**** Listed entries
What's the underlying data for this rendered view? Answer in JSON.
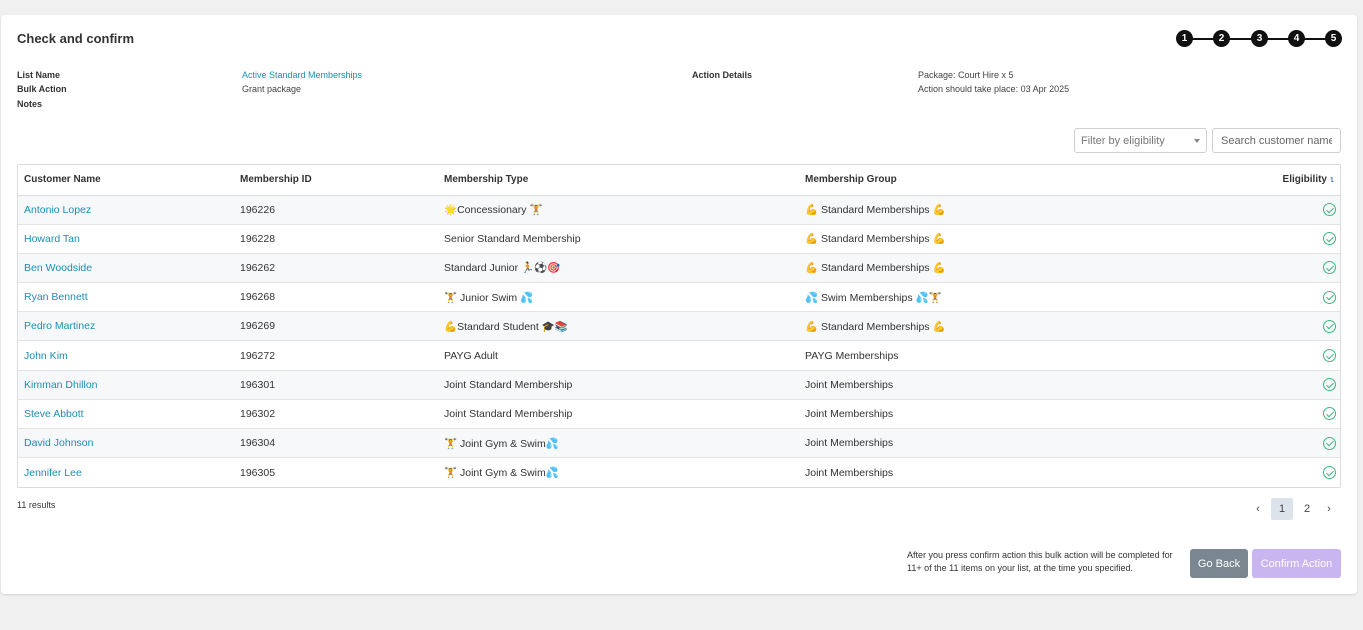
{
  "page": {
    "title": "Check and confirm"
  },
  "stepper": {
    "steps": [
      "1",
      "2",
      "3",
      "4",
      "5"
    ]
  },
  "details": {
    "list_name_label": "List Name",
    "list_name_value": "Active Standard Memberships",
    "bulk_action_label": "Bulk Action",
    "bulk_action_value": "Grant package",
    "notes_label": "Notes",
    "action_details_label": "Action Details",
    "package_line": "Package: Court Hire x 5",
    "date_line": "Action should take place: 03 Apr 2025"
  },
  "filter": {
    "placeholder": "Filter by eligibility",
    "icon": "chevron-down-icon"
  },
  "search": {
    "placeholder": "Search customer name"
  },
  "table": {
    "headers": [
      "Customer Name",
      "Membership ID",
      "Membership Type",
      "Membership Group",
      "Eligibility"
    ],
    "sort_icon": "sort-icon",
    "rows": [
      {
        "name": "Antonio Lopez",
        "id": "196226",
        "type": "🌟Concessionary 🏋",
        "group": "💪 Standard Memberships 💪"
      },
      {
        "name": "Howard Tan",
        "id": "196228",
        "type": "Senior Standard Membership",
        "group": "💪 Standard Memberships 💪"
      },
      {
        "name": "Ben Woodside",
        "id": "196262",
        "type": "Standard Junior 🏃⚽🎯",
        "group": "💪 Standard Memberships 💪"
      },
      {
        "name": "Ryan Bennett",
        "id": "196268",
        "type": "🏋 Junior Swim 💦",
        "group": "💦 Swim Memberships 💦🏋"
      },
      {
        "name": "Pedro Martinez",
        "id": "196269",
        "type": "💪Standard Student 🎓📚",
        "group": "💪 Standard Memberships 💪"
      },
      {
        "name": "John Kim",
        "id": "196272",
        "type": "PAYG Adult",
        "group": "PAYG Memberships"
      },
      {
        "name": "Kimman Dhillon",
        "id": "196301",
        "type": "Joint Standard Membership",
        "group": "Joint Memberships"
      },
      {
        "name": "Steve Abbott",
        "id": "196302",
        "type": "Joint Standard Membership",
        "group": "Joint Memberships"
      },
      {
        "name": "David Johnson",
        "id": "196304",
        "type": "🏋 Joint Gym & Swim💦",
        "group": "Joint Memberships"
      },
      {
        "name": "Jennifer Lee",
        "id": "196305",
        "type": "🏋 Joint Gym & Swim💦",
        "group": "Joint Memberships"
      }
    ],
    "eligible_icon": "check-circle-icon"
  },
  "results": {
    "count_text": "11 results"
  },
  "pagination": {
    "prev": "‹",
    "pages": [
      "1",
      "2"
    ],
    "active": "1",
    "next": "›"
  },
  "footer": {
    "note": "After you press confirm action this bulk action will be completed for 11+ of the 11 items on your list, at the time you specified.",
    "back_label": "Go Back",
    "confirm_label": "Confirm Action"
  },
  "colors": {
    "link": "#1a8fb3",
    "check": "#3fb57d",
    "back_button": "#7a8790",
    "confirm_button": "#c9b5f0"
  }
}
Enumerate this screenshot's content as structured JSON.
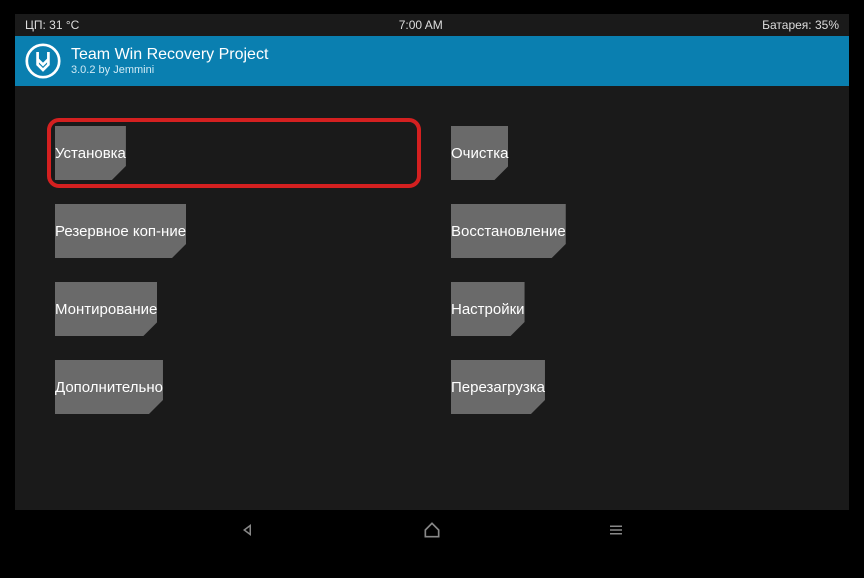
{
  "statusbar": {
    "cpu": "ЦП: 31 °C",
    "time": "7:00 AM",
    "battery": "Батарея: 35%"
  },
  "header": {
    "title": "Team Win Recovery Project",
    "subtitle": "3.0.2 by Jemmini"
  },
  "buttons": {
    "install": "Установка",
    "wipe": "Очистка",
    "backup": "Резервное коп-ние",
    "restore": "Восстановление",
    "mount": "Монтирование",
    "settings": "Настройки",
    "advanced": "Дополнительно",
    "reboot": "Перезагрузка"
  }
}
********
Given task: Retype each record exactly as it stands, but do not include the pictures.

Solution:
What's the underlying data for this rendered view? Answer in JSON.
{
  "page": {
    "title": "Check and confirm"
  },
  "stepper": {
    "steps": [
      "1",
      "2",
      "3",
      "4",
      "5"
    ]
  },
  "details": {
    "list_name_label": "List Name",
    "list_name_value": "Active Standard Memberships",
    "bulk_action_label": "Bulk Action",
    "bulk_action_value": "Grant package",
    "notes_label": "Notes",
    "action_details_label": "Action Details",
    "package_line": "Package: Court Hire x 5",
    "date_line": "Action should take place: 03 Apr 2025"
  },
  "filter": {
    "placeholder": "Filter by eligibility",
    "icon": "chevron-down-icon"
  },
  "search": {
    "placeholder": "Search customer name"
  },
  "table": {
    "headers": [
      "Customer Name",
      "Membership ID",
      "Membership Type",
      "Membership Group",
      "Eligibility"
    ],
    "sort_icon": "sort-icon",
    "rows": [
      {
        "name": "Antonio Lopez",
        "id": "196226",
        "type": "🌟Concessionary 🏋",
        "group": "💪 Standard Memberships 💪"
      },
      {
        "name": "Howard Tan",
        "id": "196228",
        "type": "Senior Standard Membership",
        "group": "💪 Standard Memberships 💪"
      },
      {
        "name": "Ben Woodside",
        "id": "196262",
        "type": "Standard Junior 🏃⚽🎯",
        "group": "💪 Standard Memberships 💪"
      },
      {
        "name": "Ryan Bennett",
        "id": "196268",
        "type": "🏋 Junior Swim 💦",
        "group": "💦 Swim Memberships 💦🏋"
      },
      {
        "name": "Pedro Martinez",
        "id": "196269",
        "type": "💪Standard Student 🎓📚",
        "group": "💪 Standard Memberships 💪"
      },
      {
        "name": "John Kim",
        "id": "196272",
        "type": "PAYG Adult",
        "group": "PAYG Memberships"
      },
      {
        "name": "Kimman Dhillon",
        "id": "196301",
        "type": "Joint Standard Membership",
        "group": "Joint Memberships"
      },
      {
        "name": "Steve Abbott",
        "id": "196302",
        "type": "Joint Standard Membership",
        "group": "Joint Memberships"
      },
      {
        "name": "David Johnson",
        "id": "196304",
        "type": "🏋 Joint Gym & Swim💦",
        "group": "Joint Memberships"
      },
      {
        "name": "Jennifer Lee",
        "id": "196305",
        "type": "🏋 Joint Gym & Swim💦",
        "group": "Joint Memberships"
      }
    ],
    "eligible_icon": "check-circle-icon"
  },
  "results": {
    "count_text": "11 results"
  },
  "pagination": {
    "prev": "‹",
    "pages": [
      "1",
      "2"
    ],
    "active": "1",
    "next": "›"
  },
  "footer": {
    "note": "After you press confirm action this bulk action will be completed for 11+ of the 11 items on your list, at the time you specified.",
    "back_label": "Go Back",
    "confirm_label": "Confirm Action"
  },
  "colors": {
    "link": "#1a8fb3",
    "check": "#3fb57d",
    "back_button": "#7a8790",
    "confirm_button": "#c9b5f0"
  }
}
Enumerate this screenshot's content as structured JSON.
{
  "statusbar": {
    "cpu": "ЦП: 31 °C",
    "time": "7:00 AM",
    "battery": "Батарея: 35%"
  },
  "header": {
    "title": "Team Win Recovery Project",
    "subtitle": "3.0.2 by Jemmini"
  },
  "buttons": {
    "install": "Установка",
    "wipe": "Очистка",
    "backup": "Резервное коп-ние",
    "restore": "Восстановление",
    "mount": "Монтирование",
    "settings": "Настройки",
    "advanced": "Дополнительно",
    "reboot": "Перезагрузка"
  }
}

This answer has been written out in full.